--- START DATA FOR PROCESSING ---

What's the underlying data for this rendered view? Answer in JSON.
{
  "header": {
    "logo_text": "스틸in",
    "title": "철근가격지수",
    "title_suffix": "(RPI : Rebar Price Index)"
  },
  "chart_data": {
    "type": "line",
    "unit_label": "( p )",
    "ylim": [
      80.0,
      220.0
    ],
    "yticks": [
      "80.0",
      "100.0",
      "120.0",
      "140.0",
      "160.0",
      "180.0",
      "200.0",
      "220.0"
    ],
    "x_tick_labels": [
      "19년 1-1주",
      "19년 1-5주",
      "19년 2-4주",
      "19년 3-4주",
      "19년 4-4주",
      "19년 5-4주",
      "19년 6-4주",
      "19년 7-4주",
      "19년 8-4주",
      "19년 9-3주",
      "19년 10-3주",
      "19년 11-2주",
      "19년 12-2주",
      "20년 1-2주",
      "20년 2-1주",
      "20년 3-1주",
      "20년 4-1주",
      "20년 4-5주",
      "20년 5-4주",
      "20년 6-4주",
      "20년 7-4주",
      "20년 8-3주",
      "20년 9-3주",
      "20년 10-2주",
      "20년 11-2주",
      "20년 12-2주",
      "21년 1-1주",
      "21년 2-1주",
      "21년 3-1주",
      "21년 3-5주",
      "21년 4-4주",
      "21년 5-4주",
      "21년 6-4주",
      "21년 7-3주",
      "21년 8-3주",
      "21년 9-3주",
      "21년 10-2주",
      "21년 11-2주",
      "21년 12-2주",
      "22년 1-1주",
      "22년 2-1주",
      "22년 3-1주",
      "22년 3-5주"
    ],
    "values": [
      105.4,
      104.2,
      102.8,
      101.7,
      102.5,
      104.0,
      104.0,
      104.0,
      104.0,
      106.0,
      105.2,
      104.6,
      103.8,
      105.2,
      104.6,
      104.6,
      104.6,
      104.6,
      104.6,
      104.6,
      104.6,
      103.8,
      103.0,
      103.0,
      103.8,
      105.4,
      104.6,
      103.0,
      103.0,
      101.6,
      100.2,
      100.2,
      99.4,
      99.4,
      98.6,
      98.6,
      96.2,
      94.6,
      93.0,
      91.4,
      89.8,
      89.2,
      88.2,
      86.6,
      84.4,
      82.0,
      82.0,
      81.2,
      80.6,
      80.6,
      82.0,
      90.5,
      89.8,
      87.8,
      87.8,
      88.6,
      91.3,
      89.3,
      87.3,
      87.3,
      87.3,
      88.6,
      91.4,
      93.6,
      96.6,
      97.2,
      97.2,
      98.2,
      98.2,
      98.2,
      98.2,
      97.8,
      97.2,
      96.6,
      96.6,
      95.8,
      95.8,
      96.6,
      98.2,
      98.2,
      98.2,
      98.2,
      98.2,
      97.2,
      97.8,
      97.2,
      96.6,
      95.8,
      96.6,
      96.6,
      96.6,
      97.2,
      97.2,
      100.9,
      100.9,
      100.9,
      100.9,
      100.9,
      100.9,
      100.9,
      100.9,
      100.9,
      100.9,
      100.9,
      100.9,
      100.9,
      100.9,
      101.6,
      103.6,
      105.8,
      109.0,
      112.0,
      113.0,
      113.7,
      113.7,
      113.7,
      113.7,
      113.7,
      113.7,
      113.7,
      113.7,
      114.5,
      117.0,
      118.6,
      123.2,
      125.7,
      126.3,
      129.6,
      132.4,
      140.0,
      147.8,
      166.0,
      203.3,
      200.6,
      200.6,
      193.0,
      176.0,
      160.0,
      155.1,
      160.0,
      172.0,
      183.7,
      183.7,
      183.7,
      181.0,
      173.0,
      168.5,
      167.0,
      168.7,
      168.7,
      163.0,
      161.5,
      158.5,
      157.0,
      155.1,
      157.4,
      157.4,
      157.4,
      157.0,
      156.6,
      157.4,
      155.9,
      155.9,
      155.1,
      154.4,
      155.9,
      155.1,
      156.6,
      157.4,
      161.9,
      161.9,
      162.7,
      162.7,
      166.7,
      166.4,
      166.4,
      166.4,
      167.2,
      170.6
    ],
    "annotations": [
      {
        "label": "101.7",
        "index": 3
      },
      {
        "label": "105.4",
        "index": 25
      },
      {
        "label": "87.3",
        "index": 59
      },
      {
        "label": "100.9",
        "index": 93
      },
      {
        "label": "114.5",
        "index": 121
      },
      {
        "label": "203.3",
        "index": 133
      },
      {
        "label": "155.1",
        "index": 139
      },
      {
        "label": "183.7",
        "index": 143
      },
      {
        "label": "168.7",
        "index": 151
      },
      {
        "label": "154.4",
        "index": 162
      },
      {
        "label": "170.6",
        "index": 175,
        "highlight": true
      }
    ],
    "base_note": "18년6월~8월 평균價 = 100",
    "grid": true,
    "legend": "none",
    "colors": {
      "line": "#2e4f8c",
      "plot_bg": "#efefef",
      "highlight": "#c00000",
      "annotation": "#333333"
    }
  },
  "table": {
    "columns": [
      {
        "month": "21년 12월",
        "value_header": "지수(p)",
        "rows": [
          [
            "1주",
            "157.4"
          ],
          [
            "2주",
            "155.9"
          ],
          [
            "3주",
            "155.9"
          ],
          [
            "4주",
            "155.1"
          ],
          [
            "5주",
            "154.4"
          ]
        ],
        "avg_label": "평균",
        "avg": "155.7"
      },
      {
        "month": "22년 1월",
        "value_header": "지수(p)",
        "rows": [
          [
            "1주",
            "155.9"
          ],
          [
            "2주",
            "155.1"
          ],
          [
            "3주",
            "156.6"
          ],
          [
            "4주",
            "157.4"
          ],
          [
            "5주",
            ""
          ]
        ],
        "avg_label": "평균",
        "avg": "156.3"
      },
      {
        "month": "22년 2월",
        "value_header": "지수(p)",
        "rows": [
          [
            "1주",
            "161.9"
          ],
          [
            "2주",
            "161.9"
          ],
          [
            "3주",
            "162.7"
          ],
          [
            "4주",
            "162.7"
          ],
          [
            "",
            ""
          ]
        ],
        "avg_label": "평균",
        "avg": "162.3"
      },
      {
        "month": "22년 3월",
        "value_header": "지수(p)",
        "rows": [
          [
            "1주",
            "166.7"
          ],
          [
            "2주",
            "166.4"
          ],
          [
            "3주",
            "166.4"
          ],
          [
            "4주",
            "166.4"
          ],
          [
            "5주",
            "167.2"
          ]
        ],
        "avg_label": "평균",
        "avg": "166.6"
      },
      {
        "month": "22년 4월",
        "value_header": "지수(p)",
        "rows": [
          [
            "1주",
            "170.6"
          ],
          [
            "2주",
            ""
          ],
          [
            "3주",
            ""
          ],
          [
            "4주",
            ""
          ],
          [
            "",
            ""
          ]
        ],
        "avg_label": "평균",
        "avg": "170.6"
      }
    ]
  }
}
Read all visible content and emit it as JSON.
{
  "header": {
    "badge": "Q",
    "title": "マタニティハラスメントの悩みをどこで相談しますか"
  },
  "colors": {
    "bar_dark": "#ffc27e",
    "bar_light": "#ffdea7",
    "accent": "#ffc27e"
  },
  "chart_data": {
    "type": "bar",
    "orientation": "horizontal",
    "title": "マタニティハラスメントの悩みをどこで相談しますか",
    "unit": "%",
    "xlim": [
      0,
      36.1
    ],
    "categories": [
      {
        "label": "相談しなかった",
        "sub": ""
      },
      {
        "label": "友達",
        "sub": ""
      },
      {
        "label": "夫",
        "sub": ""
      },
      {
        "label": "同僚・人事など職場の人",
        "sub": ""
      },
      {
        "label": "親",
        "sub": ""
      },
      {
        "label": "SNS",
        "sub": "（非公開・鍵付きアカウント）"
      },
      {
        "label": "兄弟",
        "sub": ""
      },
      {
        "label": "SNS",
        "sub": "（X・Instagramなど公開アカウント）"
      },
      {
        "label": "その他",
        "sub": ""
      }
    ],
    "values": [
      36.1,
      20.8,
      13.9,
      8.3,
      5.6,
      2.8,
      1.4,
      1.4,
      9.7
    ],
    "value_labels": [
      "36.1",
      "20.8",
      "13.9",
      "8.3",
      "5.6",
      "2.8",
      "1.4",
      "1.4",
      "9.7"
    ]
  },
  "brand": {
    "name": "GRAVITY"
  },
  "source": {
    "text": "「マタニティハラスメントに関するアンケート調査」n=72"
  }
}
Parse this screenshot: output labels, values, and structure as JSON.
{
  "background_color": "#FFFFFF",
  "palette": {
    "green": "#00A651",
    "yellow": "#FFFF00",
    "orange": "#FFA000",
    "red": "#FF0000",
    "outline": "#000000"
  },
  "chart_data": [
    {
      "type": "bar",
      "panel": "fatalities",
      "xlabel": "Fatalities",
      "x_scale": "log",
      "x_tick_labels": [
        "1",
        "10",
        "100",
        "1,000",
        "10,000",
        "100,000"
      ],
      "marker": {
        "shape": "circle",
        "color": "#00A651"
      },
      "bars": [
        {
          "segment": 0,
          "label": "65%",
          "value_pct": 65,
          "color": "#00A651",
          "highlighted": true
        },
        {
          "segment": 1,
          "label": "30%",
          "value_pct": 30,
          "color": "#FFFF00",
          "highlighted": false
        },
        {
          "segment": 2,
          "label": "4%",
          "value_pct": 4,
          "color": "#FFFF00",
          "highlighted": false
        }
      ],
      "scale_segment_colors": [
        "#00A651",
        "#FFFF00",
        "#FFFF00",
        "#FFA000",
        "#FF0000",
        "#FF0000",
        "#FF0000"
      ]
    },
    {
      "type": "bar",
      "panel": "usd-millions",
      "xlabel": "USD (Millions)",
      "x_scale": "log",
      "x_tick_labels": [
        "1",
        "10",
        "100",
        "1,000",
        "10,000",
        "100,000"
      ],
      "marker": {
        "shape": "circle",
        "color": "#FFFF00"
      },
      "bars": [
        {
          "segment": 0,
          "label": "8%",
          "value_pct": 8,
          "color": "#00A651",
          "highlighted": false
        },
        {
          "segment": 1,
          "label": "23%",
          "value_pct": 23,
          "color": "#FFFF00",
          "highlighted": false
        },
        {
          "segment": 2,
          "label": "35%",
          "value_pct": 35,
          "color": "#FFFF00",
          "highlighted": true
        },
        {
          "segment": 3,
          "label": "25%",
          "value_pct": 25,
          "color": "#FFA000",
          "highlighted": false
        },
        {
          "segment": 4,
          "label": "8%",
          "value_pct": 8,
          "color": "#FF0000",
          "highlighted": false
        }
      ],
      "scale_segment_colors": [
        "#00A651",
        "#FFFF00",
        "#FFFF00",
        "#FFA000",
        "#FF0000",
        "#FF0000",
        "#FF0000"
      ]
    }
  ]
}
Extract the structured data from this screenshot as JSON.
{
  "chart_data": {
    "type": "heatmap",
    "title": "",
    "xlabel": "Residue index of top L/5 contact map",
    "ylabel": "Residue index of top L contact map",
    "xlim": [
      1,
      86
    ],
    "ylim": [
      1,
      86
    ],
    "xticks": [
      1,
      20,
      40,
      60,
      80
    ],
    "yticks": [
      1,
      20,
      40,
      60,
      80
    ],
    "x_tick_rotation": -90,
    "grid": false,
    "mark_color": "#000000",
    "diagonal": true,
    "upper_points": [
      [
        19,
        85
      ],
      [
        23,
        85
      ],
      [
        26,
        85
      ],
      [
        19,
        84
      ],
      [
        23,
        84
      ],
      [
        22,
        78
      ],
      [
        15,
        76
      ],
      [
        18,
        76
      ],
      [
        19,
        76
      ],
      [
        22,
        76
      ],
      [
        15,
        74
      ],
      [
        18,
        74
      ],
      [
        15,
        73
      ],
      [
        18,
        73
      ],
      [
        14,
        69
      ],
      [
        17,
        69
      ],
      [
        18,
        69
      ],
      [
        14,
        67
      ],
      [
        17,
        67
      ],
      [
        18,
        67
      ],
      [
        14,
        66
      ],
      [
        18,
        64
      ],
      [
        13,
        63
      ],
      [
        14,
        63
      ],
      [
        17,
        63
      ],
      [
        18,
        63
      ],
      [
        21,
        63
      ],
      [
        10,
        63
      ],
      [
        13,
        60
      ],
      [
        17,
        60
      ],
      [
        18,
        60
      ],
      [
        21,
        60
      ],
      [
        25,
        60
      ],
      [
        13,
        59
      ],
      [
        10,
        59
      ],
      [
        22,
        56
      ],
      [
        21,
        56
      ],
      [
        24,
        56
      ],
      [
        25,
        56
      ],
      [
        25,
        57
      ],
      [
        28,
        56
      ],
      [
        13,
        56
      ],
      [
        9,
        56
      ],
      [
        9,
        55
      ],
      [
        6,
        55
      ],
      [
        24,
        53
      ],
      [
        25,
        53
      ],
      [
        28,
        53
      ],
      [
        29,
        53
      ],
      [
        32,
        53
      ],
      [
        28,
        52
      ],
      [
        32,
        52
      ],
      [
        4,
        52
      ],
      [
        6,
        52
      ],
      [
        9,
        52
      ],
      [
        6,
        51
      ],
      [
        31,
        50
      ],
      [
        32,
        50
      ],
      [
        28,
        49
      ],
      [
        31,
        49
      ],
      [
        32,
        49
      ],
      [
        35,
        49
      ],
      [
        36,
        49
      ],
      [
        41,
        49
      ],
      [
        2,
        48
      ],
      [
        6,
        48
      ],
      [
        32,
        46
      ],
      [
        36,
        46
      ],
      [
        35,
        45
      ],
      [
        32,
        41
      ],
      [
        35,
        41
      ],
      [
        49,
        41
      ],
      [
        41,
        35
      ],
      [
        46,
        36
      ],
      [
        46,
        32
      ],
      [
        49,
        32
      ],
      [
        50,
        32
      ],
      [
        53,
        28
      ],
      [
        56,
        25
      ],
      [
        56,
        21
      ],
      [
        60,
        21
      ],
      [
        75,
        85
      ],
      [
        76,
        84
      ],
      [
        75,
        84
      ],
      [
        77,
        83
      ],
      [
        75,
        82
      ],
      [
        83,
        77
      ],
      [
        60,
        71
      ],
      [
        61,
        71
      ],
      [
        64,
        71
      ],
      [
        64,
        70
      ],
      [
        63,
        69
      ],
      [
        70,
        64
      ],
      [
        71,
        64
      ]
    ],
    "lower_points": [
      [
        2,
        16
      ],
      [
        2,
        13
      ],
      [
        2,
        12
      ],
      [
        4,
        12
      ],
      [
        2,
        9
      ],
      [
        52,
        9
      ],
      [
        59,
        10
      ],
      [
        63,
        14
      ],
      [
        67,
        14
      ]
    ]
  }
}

--- END DATA FOR PROCESSING ---

__WORK INSTRUCTIONS__: Within the listing above, copy each line that has the string "Residue".

__ANSWER TO THE EXERCISE__:
    "xlabel": "Residue index of top L/5 contact map",
    "ylabel": "Residue index of top L contact map",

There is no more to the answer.